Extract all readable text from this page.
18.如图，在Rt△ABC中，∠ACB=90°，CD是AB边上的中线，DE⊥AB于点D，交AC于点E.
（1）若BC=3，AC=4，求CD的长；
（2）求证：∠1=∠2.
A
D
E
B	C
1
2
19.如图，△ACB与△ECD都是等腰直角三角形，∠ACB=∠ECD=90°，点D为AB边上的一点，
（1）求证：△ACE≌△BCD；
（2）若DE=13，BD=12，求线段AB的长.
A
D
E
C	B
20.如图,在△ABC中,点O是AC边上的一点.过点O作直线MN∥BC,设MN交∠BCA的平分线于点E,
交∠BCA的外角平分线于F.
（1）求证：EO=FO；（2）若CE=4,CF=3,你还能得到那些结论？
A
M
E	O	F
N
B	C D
+ + + +
(Challenge)
Reproduce the entries above exactly.

(Result of this task)
Extract all readable text from this page.
18.如图，在Rt△ABC中，∠ACB=90°，CD是AB边上的中线，DE⊥AB于点D，交AC于点E.
（1）若BC=3，AC=4，求CD的长；
（2）求证：∠1=∠2.
A
D
E
B	C
1
2
19.如图，△ACB与△ECD都是等腰直角三角形，∠ACB=∠ECD=90°，点D为AB边上的一点，
（1）求证：△ACE≌△BCD；
（2）若DE=13，BD=12，求线段AB的长.
A
D
E
C	B
20.如图,在△ABC中,点O是AC边上的一点.过点O作直线MN∥BC,设MN交∠BCA的平分线于点E,
交∠BCA的外角平分线于F.
（1）求证：EO=FO；（2）若CE=4,CF=3,你还能得到那些结论？
A
M
E	O	F
N
B	C D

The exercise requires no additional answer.